▶ Stated task: Scan the lines below for the string "this" and copy every one that has it.
Start Supplied material
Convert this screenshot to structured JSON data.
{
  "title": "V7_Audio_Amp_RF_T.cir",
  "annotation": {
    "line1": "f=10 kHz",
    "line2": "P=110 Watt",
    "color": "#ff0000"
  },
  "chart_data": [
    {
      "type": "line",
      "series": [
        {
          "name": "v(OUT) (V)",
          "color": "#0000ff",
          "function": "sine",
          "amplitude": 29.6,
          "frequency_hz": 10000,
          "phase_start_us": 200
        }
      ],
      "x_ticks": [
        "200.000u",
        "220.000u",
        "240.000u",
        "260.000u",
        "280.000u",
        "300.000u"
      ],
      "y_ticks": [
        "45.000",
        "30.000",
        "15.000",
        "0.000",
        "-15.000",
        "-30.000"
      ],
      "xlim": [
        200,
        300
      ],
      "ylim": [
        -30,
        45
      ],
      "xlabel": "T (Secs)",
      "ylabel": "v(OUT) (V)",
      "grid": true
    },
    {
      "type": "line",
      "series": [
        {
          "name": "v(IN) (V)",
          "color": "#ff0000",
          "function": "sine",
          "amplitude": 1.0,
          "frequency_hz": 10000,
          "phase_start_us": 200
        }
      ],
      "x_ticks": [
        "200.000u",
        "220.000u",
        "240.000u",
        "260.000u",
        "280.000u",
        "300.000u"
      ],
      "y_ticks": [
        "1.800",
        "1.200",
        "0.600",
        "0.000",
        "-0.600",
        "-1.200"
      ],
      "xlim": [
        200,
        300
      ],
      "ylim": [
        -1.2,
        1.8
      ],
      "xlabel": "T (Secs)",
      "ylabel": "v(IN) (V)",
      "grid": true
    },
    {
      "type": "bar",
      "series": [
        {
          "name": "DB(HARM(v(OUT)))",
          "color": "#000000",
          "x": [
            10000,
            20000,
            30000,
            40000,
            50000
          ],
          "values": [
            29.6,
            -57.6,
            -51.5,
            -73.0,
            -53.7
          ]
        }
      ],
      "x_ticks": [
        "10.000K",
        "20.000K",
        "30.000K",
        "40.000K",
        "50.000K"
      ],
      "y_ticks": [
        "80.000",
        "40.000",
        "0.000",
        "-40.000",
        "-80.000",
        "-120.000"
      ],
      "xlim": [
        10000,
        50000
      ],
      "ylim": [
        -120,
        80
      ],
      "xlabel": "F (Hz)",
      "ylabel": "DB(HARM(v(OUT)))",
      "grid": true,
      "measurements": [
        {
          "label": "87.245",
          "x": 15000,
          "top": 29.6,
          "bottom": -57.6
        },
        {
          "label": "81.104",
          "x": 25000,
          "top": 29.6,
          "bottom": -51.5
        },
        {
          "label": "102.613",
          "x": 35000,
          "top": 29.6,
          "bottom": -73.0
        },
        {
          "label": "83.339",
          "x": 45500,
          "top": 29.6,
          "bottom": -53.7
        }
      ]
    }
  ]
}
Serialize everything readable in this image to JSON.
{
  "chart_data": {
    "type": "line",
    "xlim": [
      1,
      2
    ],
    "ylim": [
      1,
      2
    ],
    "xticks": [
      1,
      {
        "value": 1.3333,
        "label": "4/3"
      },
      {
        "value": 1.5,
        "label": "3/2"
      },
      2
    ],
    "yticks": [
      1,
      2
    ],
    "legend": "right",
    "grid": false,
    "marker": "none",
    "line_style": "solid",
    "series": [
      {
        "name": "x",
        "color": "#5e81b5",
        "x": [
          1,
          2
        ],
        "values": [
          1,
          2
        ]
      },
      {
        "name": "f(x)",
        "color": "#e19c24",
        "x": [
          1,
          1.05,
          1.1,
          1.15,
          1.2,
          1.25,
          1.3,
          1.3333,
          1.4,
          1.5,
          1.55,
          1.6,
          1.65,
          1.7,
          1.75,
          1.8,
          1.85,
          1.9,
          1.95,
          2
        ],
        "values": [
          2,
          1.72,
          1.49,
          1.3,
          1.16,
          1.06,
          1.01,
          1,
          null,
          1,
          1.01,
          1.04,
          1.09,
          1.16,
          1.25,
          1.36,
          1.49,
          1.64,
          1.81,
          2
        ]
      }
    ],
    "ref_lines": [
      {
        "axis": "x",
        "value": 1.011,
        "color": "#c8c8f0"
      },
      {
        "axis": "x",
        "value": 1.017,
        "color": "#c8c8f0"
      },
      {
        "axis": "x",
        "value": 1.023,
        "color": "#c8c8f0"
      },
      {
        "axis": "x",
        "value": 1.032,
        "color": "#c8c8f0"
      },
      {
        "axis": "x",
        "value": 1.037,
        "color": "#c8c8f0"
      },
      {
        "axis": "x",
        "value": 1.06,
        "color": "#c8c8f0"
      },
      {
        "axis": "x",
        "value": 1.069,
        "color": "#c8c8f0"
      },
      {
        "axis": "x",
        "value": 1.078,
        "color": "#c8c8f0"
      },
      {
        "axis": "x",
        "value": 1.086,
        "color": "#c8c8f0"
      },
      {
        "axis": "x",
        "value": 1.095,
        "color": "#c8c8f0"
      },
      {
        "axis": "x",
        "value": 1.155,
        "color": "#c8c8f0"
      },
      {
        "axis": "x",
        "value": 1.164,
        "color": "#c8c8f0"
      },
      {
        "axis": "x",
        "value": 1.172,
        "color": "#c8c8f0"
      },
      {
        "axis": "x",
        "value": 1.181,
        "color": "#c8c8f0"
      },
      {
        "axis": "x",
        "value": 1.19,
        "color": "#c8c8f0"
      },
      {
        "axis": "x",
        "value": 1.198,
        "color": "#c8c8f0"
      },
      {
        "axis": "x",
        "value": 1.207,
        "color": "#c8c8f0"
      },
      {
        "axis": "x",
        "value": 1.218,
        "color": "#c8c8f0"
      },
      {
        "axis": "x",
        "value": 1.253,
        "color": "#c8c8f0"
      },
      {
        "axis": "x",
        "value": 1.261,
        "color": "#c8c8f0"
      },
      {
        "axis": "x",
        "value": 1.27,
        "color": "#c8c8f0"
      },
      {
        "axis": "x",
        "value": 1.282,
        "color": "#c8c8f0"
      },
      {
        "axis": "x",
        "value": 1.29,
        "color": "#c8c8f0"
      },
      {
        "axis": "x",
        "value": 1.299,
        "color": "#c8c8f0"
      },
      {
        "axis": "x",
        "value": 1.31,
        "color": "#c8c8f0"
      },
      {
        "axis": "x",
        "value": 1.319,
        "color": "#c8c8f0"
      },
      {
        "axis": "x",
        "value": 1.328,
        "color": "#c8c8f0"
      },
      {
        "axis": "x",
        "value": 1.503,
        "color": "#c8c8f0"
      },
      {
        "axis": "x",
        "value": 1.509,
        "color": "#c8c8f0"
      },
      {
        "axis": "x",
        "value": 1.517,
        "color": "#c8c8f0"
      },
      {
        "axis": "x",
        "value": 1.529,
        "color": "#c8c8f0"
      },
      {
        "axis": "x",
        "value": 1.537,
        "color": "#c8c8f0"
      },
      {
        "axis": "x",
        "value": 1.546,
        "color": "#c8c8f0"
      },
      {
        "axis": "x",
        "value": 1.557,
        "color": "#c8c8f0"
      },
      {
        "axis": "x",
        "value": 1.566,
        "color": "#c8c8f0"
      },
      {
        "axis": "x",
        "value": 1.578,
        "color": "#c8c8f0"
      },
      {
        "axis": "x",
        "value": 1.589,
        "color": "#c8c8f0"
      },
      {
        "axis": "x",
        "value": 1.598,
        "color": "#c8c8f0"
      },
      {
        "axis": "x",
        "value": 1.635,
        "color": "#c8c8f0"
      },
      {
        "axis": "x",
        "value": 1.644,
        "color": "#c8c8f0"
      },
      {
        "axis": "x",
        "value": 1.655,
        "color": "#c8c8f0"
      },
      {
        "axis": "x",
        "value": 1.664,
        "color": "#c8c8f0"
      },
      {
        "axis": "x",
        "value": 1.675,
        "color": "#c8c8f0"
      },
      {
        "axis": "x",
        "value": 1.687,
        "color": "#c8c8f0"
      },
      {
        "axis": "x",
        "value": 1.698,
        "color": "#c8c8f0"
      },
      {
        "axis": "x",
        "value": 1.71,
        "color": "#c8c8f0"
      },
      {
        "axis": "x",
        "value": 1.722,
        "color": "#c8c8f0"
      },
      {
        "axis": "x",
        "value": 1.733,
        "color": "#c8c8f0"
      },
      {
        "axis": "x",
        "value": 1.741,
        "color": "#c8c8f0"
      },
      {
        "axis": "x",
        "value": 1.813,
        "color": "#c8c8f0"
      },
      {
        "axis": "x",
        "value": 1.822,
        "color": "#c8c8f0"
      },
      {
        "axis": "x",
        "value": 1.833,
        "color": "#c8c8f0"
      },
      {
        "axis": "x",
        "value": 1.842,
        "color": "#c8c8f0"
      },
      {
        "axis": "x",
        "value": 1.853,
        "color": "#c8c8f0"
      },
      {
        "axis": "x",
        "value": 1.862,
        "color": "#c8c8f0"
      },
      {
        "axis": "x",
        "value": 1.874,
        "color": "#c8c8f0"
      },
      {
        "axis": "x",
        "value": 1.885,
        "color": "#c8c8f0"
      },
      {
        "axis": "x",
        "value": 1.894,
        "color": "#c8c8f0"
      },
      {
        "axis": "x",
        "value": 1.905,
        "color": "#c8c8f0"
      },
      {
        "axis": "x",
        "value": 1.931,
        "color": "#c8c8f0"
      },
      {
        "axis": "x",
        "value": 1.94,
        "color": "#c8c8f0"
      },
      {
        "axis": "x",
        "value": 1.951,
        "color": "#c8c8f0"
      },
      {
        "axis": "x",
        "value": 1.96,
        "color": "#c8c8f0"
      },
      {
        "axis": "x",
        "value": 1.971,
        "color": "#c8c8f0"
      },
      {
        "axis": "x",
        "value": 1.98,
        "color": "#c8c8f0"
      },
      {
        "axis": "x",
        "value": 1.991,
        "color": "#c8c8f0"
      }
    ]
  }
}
End Supplied material
▶ Solved exercise:
Convert this screenshot to structured JSON data.
Serialize everything readable in this image to JSON.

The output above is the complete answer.